Job: Write out all the entries word for word, but skip any images.

Exercise data:
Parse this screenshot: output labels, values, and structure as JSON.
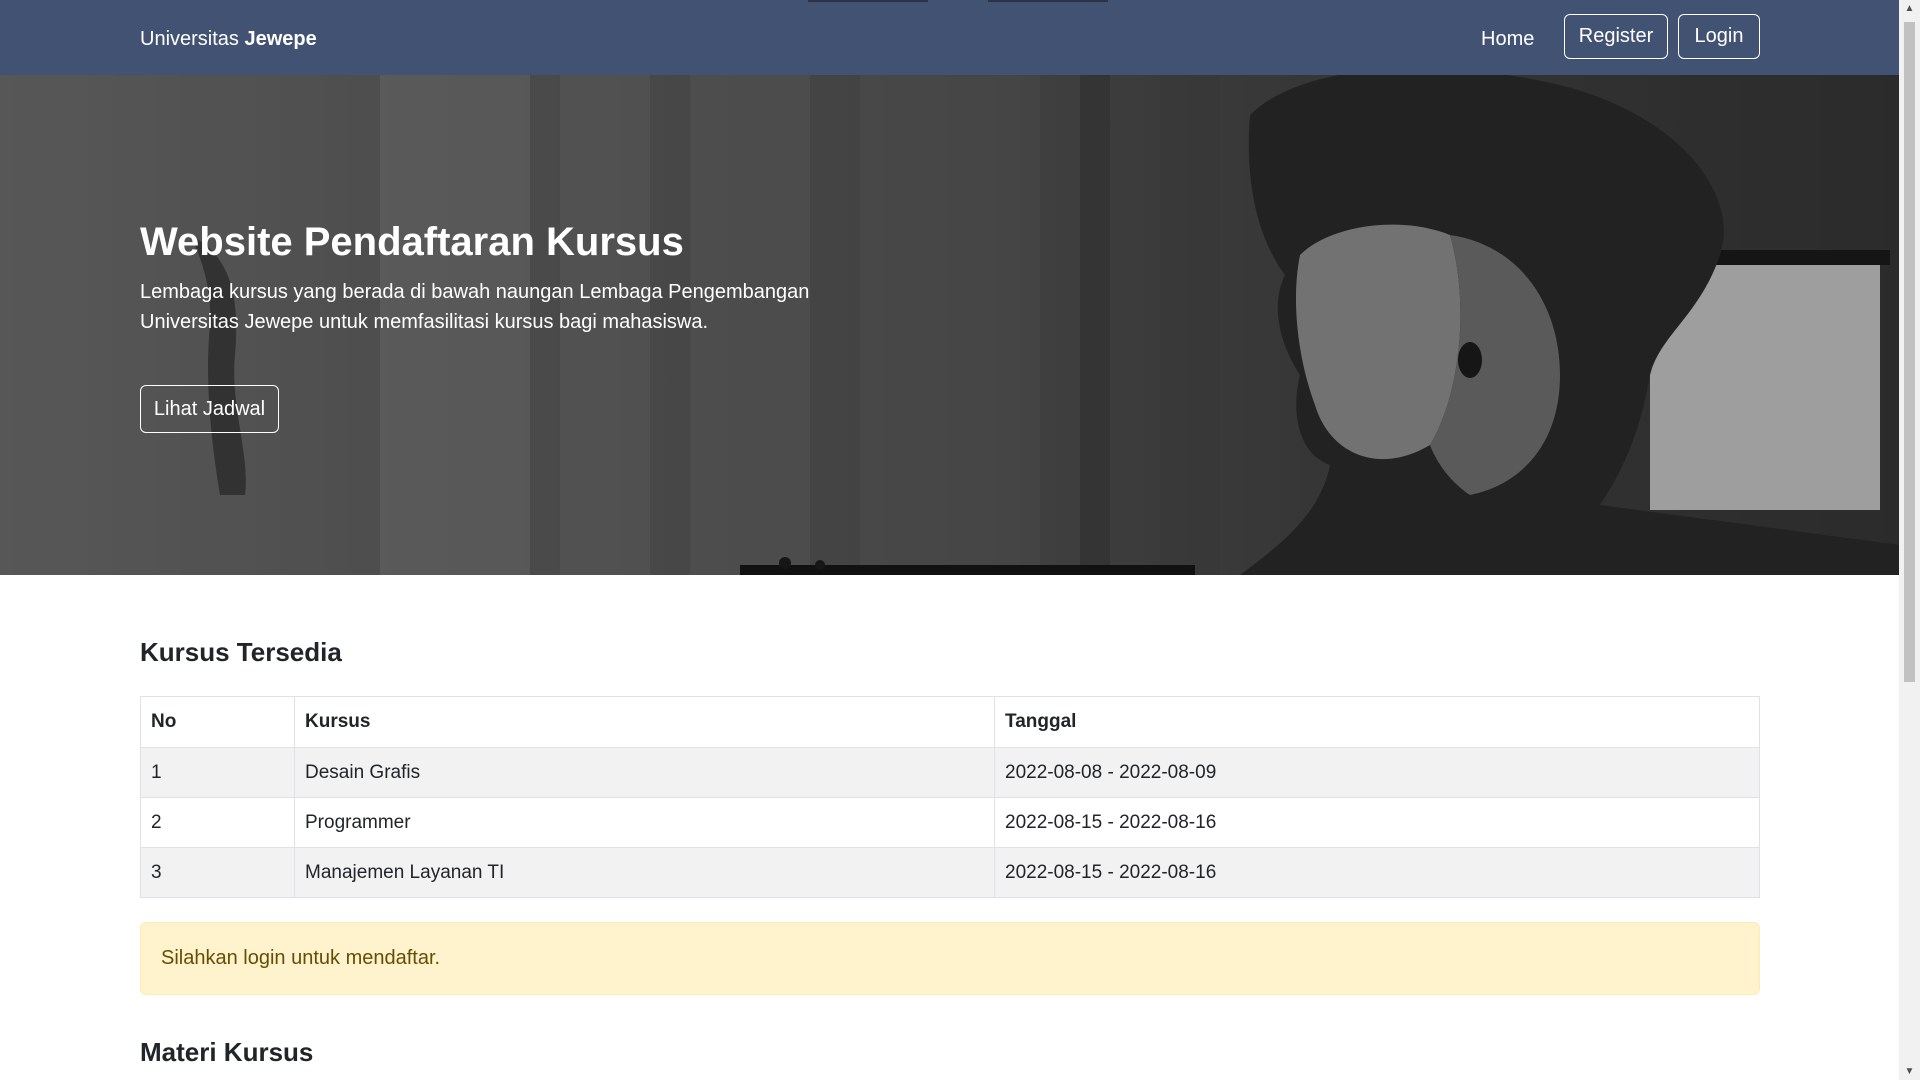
{
  "navbar": {
    "brand_prefix": "Universitas",
    "brand_bold": "Jewepe",
    "links": {
      "home": "Home"
    },
    "buttons": {
      "register": "Register",
      "login": "Login"
    },
    "background": "#425273"
  },
  "hero": {
    "title": "Website Pendaftaran Kursus",
    "subtitle": "Lembaga kursus yang berada di bawah naungan Lembaga Pengembangan Universitas Jewepe untuk memfasilitasi kursus bagi mahasiswa.",
    "cta_label": "Lihat Jadwal"
  },
  "courses": {
    "heading": "Kursus Tersedia",
    "columns": [
      "No",
      "Kursus",
      "Tanggal"
    ],
    "rows": [
      [
        "1",
        "Desain Grafis",
        "2022-08-08 - 2022-08-09"
      ],
      [
        "2",
        "Programmer",
        "2022-08-15 - 2022-08-16"
      ],
      [
        "3",
        "Manajemen Layanan TI",
        "2022-08-15 - 2022-08-16"
      ]
    ]
  },
  "alert": {
    "text": "Silahkan login untuk mendaftar.",
    "background": "#fff3cd"
  },
  "materials": {
    "heading": "Materi Kursus"
  },
  "icons": {
    "scroll_up": "chevron-up-icon",
    "scroll_down": "chevron-down-icon"
  }
}
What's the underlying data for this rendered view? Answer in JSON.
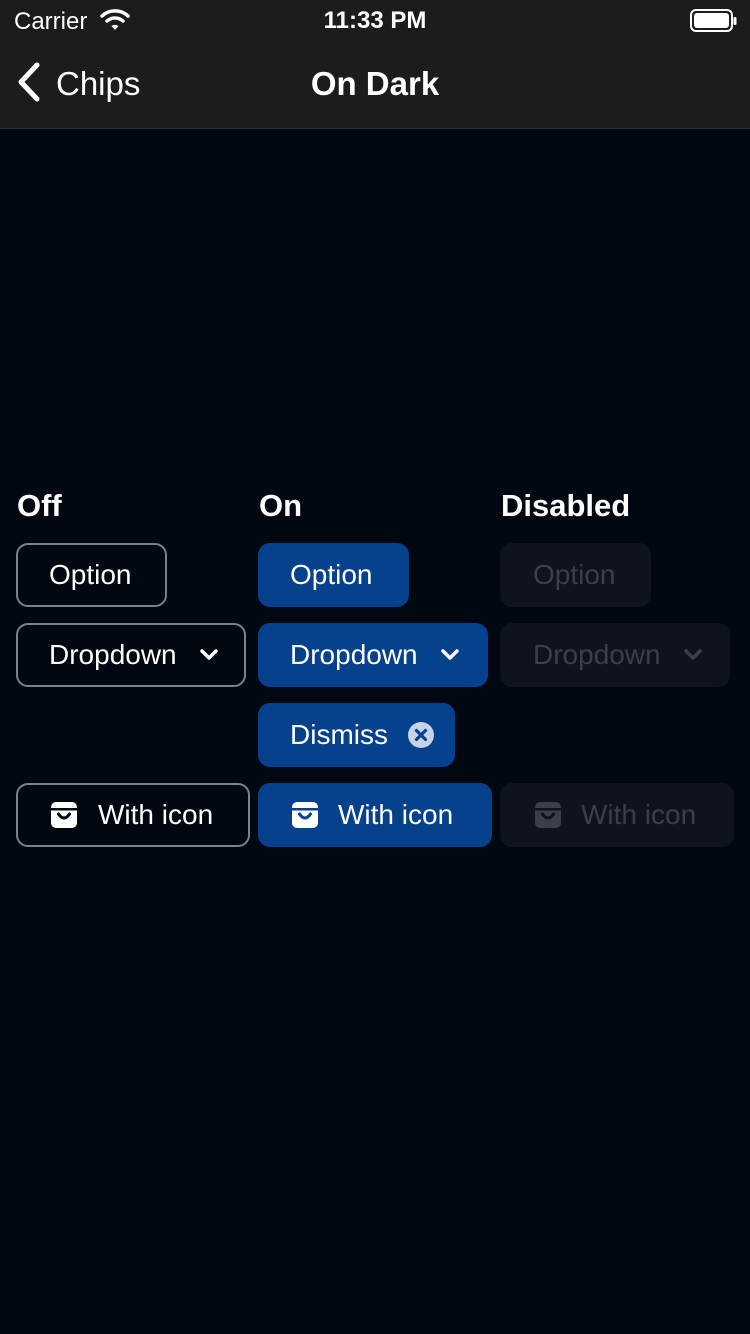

Result below:
Parse this screenshot: output labels, values, and structure as JSON.
{
  "navbar": {
    "brand_prefix": "Universitas",
    "brand_bold": "Jewepe",
    "links": {
      "home": "Home"
    },
    "buttons": {
      "register": "Register",
      "login": "Login"
    },
    "background": "#425273"
  },
  "hero": {
    "title": "Website Pendaftaran Kursus",
    "subtitle": "Lembaga kursus yang berada di bawah naungan Lembaga Pengembangan Universitas Jewepe untuk memfasilitasi kursus bagi mahasiswa.",
    "cta_label": "Lihat Jadwal"
  },
  "courses": {
    "heading": "Kursus Tersedia",
    "columns": [
      "No",
      "Kursus",
      "Tanggal"
    ],
    "rows": [
      [
        "1",
        "Desain Grafis",
        "2022-08-08 - 2022-08-09"
      ],
      [
        "2",
        "Programmer",
        "2022-08-15 - 2022-08-16"
      ],
      [
        "3",
        "Manajemen Layanan TI",
        "2022-08-15 - 2022-08-16"
      ]
    ]
  },
  "alert": {
    "text": "Silahkan login untuk mendaftar.",
    "background": "#fff3cd"
  },
  "materials": {
    "heading": "Materi Kursus"
  },
  "icons": {
    "scroll_up": "chevron-up-icon",
    "scroll_down": "chevron-down-icon"
  }
}
What's the underlying data for this rendered view? Answer in JSON.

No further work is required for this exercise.